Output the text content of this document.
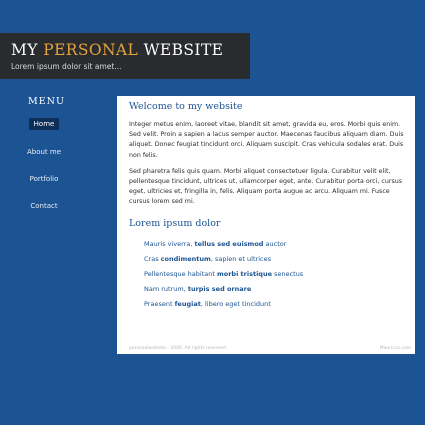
MY PERSONAL WEBSITE
Lorem ipsum dolor sit amet...
MENU
Home
About me
Portfolio
Contact
Welcome to my website

Integer metus enim, laoreet vitae, blandit sit amet, gravida eu, eros. Morbi quis enim. Sed velit. Proin a sapien a lacus semper auctor. Maecenas faucibus aliquam diam. Duis aliquet. Donec feugiat tincidunt orci. Aliquam suscipit. Cras vehicula sodales erat. Duis non felis.

Sed pharetra felis quis quam. Morbi aliquet consectetuer ligula. Curabitur velit elit, pellentesque tincidunt, ultrices ut, ullamcorper eget, ante. Curabitur porta orci, cursus eget, ultricies et, fringilla in, felis. Aliquam porta augue ac arcu. Aliquam mi. Fusce cursus lorem sed mi.

Lorem ipsum dolor
Mauris viverra, tellus sed euismod auctor
Cras condimentum, sapien et ultrices
Pellentesque habitant morbi tristique senectus
Nam rutrum, turpis sed ornare
Praesent feugiat, libero eget tincidunt
personalwebsite - 2006. All rights reserved.	Mauricus.com
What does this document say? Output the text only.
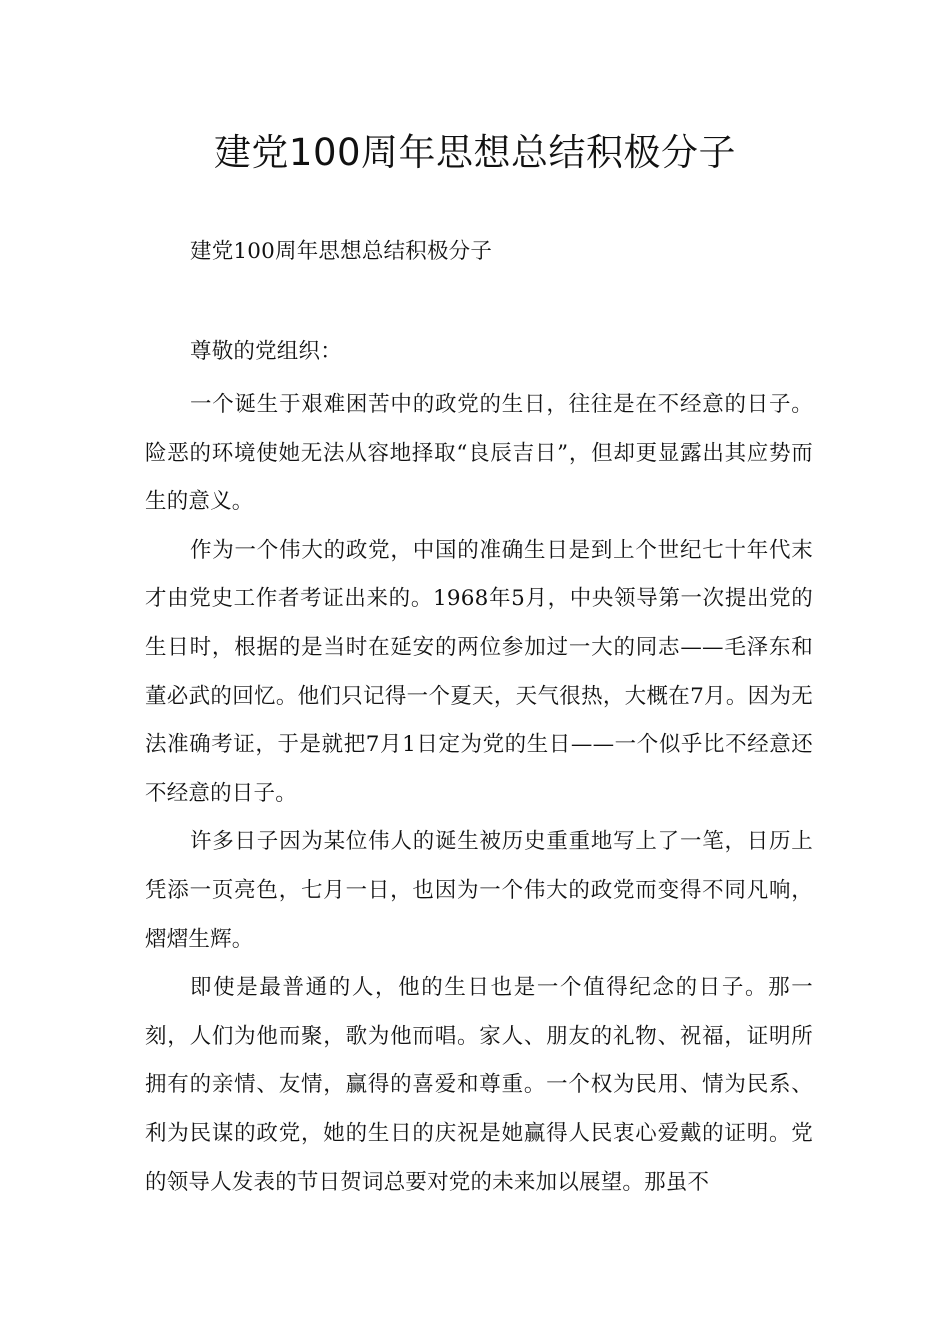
建党100周年思想总结积极分子
建党100周年思想总结积极分子
尊敬的党组织：

一个诞生于艰难困苦中的政党的生日，往往是在不经意的日子。险恶的环境使她无法从容地择取“良辰吉日”，但却更显露出其应势而生的意义。

作为一个伟大的政党，中国的准确生日是到上个世纪七十年代末才由党史工作者考证出来的。1968年5月，中央领导第一次提出党的生日时，根据的是当时在延安的两位参加过一大的同志——毛泽东和董必武的回忆。他们只记得一个夏天，天气很热，大概在7月。因为无法准确考证，于是就把7月1日定为党的生日——一个似乎比不经意还不经意的日子。

许多日子因为某位伟人的诞生被历史重重地写上了一笔，日历上凭添一页亮色，七月一日，也因为一个伟大的政党而变得不同凡响，熠熠生辉。

即使是最普通的人，他的生日也是一个值得纪念的日子。那一刻，人们为他而聚，歌为他而唱。家人、朋友的礼物、祝福，证明所拥有的亲情、友情，赢得的喜爱和尊重。一个权为民用、情为民系、利为民谋的政党，她的生日的庆祝是她赢得人民衷心爱戴的证明。党的领导人发表的节日贺词总要对党的未来加以展望。那虽不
***
CHALLENGE:
Copy out every line where the word "amet" occurs.

RESPONSE:
Lorem ipsum dolor sit amet...
Integer metus enim, laoreet vitae, blandit sit amet, gravida eu, eros. Morbi quis enim. Sed velit. Proin a sapien a lacus semper auctor. Maecenas faucibus aliquam diam. Duis aliquet. Donec feugiat tincidunt orci. Aliquam suscipit. Cras vehicula sodales erat. Duis non felis.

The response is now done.